__TASK TO CARRY OUT__: Return the records in full, exactly as given.

═════ ENTRIES SHOWN

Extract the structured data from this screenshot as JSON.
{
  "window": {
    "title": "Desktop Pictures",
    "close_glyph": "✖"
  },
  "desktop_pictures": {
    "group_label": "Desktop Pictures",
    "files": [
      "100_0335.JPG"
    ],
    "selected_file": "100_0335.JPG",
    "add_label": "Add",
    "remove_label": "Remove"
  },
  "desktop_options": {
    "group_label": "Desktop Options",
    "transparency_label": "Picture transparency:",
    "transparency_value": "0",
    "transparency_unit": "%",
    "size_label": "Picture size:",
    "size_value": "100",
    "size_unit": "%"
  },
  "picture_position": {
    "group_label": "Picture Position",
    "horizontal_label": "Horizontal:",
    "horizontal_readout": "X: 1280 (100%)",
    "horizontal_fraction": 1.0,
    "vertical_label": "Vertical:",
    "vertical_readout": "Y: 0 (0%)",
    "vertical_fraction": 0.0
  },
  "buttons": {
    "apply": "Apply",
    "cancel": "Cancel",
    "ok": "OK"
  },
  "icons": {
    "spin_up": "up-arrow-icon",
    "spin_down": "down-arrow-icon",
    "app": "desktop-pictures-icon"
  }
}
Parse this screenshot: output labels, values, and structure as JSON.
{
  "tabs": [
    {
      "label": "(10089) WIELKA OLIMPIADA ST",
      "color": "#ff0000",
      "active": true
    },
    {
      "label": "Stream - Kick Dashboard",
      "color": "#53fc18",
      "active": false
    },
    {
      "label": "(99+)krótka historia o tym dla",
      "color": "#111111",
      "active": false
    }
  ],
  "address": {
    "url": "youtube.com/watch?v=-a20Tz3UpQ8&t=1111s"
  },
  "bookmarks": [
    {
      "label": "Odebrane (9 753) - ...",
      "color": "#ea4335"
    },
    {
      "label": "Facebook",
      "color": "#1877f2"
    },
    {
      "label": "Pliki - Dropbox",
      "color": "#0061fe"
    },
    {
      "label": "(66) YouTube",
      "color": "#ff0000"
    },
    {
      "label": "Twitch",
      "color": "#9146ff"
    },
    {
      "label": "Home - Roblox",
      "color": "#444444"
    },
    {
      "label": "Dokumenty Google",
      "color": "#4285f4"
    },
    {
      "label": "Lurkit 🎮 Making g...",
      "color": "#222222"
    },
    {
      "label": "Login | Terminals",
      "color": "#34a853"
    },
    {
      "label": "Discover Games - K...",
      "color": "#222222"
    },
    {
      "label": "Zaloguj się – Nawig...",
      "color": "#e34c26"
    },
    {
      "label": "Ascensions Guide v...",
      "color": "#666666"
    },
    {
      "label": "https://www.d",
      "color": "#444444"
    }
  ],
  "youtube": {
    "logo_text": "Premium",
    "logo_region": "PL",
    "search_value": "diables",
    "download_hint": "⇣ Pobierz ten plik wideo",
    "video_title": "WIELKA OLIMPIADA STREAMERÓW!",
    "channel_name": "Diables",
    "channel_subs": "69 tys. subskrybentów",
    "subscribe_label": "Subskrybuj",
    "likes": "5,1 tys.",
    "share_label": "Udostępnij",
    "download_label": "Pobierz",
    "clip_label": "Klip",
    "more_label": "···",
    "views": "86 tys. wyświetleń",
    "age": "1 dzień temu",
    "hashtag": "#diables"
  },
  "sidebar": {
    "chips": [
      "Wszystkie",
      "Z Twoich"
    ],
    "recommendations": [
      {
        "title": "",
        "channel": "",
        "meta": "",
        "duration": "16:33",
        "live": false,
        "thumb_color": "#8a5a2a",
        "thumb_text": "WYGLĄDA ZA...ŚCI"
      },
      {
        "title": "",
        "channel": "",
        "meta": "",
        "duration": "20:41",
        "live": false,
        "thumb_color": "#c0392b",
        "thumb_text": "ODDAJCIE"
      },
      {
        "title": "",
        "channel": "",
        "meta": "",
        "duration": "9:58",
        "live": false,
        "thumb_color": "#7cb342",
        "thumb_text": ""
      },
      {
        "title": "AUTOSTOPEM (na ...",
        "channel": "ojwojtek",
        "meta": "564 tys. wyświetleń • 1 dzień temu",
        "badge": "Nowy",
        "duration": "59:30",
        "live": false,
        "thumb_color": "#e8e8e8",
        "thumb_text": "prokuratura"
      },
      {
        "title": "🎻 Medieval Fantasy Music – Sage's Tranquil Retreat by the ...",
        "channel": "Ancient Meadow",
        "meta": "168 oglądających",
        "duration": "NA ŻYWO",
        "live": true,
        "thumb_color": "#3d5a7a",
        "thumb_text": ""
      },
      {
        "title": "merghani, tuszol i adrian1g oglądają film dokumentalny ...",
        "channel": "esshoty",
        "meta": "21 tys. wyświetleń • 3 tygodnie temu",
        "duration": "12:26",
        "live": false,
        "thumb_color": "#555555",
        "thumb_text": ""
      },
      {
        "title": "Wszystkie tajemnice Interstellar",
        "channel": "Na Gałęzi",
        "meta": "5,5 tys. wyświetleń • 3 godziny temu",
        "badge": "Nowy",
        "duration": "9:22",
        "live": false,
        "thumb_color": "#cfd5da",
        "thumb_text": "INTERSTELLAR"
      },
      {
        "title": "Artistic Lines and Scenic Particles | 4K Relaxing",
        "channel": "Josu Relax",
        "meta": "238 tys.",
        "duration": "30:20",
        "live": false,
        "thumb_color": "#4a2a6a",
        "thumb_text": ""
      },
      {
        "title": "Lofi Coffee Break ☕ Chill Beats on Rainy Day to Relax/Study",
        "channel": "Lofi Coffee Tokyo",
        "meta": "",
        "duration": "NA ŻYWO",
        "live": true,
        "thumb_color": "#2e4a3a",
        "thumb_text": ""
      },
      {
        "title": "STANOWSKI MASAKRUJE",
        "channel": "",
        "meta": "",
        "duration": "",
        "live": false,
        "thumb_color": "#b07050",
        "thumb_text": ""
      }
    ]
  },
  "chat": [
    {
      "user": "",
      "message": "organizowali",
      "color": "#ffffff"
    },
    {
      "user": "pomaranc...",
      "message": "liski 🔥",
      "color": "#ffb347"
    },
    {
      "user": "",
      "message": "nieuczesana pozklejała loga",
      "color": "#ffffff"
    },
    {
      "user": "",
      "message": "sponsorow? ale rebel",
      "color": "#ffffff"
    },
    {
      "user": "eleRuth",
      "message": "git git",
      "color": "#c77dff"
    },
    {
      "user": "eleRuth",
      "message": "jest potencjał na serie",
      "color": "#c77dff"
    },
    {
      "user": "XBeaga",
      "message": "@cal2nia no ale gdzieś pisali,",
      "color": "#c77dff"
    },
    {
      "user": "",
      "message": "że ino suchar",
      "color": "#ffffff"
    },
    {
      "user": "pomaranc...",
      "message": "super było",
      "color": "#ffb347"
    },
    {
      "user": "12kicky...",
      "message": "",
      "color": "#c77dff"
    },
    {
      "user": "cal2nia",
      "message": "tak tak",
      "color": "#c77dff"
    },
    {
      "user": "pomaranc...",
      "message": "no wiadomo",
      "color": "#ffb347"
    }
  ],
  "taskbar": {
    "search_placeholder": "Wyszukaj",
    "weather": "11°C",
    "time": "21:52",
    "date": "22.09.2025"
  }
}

══════════

__RESPONSE BELOW__:
Extract the structured data from this screenshot as JSON.
{
  "window": {
    "title": "Desktop Pictures",
    "close_glyph": "✖"
  },
  "desktop_pictures": {
    "group_label": "Desktop Pictures",
    "files": [
      "100_0335.JPG"
    ],
    "selected_file": "100_0335.JPG",
    "add_label": "Add",
    "remove_label": "Remove"
  },
  "desktop_options": {
    "group_label": "Desktop Options",
    "transparency_label": "Picture transparency:",
    "transparency_value": "0",
    "transparency_unit": "%",
    "size_label": "Picture size:",
    "size_value": "100",
    "size_unit": "%"
  },
  "picture_position": {
    "group_label": "Picture Position",
    "horizontal_label": "Horizontal:",
    "horizontal_readout": "X: 1280 (100%)",
    "horizontal_fraction": 1.0,
    "vertical_label": "Vertical:",
    "vertical_readout": "Y: 0 (0%)",
    "vertical_fraction": 0.0
  },
  "buttons": {
    "apply": "Apply",
    "cancel": "Cancel",
    "ok": "OK"
  },
  "icons": {
    "spin_up": "up-arrow-icon",
    "spin_down": "down-arrow-icon",
    "app": "desktop-pictures-icon"
  }
}
Parse this screenshot: output labels, values, and structure as JSON.
{
  "tabs": [
    {
      "label": "(10089) WIELKA OLIMPIADA ST",
      "color": "#ff0000",
      "active": true
    },
    {
      "label": "Stream - Kick Dashboard",
      "color": "#53fc18",
      "active": false
    },
    {
      "label": "(99+)krótka historia o tym dla",
      "color": "#111111",
      "active": false
    }
  ],
  "address": {
    "url": "youtube.com/watch?v=-a20Tz3UpQ8&t=1111s"
  },
  "bookmarks": [
    {
      "label": "Odebrane (9 753) - ...",
      "color": "#ea4335"
    },
    {
      "label": "Facebook",
      "color": "#1877f2"
    },
    {
      "label": "Pliki - Dropbox",
      "color": "#0061fe"
    },
    {
      "label": "(66) YouTube",
      "color": "#ff0000"
    },
    {
      "label": "Twitch",
      "color": "#9146ff"
    },
    {
      "label": "Home - Roblox",
      "color": "#444444"
    },
    {
      "label": "Dokumenty Google",
      "color": "#4285f4"
    },
    {
      "label": "Lurkit 🎮 Making g...",
      "color": "#222222"
    },
    {
      "label": "Login | Terminals",
      "color": "#34a853"
    },
    {
      "label": "Discover Games - K...",
      "color": "#222222"
    },
    {
      "label": "Zaloguj się – Nawig...",
      "color": "#e34c26"
    },
    {
      "label": "Ascensions Guide v...",
      "color": "#666666"
    },
    {
      "label": "https://www.d",
      "color": "#444444"
    }
  ],
  "youtube": {
    "logo_text": "Premium",
    "logo_region": "PL",
    "search_value": "diables",
    "download_hint": "⇣ Pobierz ten plik wideo",
    "video_title": "WIELKA OLIMPIADA STREAMERÓW!",
    "channel_name": "Diables",
    "channel_subs": "69 tys. subskrybentów",
    "subscribe_label": "Subskrybuj",
    "likes": "5,1 tys.",
    "share_label": "Udostępnij",
    "download_label": "Pobierz",
    "clip_label": "Klip",
    "more_label": "···",
    "views": "86 tys. wyświetleń",
    "age": "1 dzień temu",
    "hashtag": "#diables"
  },
  "sidebar": {
    "chips": [
      "Wszystkie",
      "Z Twoich"
    ],
    "recommendations": [
      {
        "title": "",
        "channel": "",
        "meta": "",
        "duration": "16:33",
        "live": false,
        "thumb_color": "#8a5a2a",
        "thumb_text": "WYGLĄDA ZA...ŚCI"
      },
      {
        "title": "",
        "channel": "",
        "meta": "",
        "duration": "20:41",
        "live": false,
        "thumb_color": "#c0392b",
        "thumb_text": "ODDAJCIE"
      },
      {
        "title": "",
        "channel": "",
        "meta": "",
        "duration": "9:58",
        "live": false,
        "thumb_color": "#7cb342",
        "thumb_text": ""
      },
      {
        "title": "AUTOSTOPEM (na ...",
        "channel": "ojwojtek",
        "meta": "564 tys. wyświetleń • 1 dzień temu",
        "badge": "Nowy",
        "duration": "59:30",
        "live": false,
        "thumb_color": "#e8e8e8",
        "thumb_text": "prokuratura"
      },
      {
        "title": "🎻 Medieval Fantasy Music – Sage's Tranquil Retreat by the ...",
        "channel": "Ancient Meadow",
        "meta": "168 oglądających",
        "duration": "NA ŻYWO",
        "live": true,
        "thumb_color": "#3d5a7a",
        "thumb_text": ""
      },
      {
        "title": "merghani, tuszol i adrian1g oglądają film dokumentalny ...",
        "channel": "esshoty",
        "meta": "21 tys. wyświetleń • 3 tygodnie temu",
        "duration": "12:26",
        "live": false,
        "thumb_color": "#555555",
        "thumb_text": ""
      },
      {
        "title": "Wszystkie tajemnice Interstellar",
        "channel": "Na Gałęzi",
        "meta": "5,5 tys. wyświetleń • 3 godziny temu",
        "badge": "Nowy",
        "duration": "9:22",
        "live": false,
        "thumb_color": "#cfd5da",
        "thumb_text": "INTERSTELLAR"
      },
      {
        "title": "Artistic Lines and Scenic Particles | 4K Relaxing",
        "channel": "Josu Relax",
        "meta": "238 tys.",
        "duration": "30:20",
        "live": false,
        "thumb_color": "#4a2a6a",
        "thumb_text": ""
      },
      {
        "title": "Lofi Coffee Break ☕ Chill Beats on Rainy Day to Relax/Study",
        "channel": "Lofi Coffee Tokyo",
        "meta": "",
        "duration": "NA ŻYWO",
        "live": true,
        "thumb_color": "#2e4a3a",
        "thumb_text": ""
      },
      {
        "title": "STANOWSKI MASAKRUJE",
        "channel": "",
        "meta": "",
        "duration": "",
        "live": false,
        "thumb_color": "#b07050",
        "thumb_text": ""
      }
    ]
  },
  "chat": [
    {
      "user": "",
      "message": "organizowali",
      "color": "#ffffff"
    },
    {
      "user": "pomaranc...",
      "message": "liski 🔥",
      "color": "#ffb347"
    },
    {
      "user": "",
      "message": "nieuczesana pozklejała loga",
      "color": "#ffffff"
    },
    {
      "user": "",
      "message": "sponsorow? ale rebel",
      "color": "#ffffff"
    },
    {
      "user": "eleRuth",
      "message": "git git",
      "color": "#c77dff"
    },
    {
      "user": "eleRuth",
      "message": "jest potencjał na serie",
      "color": "#c77dff"
    },
    {
      "user": "XBeaga",
      "message": "@cal2nia no ale gdzieś pisali,",
      "color": "#c77dff"
    },
    {
      "user": "",
      "message": "że ino suchar",
      "color": "#ffffff"
    },
    {
      "user": "pomaranc...",
      "message": "super było",
      "color": "#ffb347"
    },
    {
      "user": "12kicky...",
      "message": "",
      "color": "#c77dff"
    },
    {
      "user": "cal2nia",
      "message": "tak tak",
      "color": "#c77dff"
    },
    {
      "user": "pomaranc...",
      "message": "no wiadomo",
      "color": "#ffb347"
    }
  ],
  "taskbar": {
    "search_placeholder": "Wyszukaj",
    "weather": "11°C",
    "time": "21:52",
    "date": "22.09.2025"
  }
}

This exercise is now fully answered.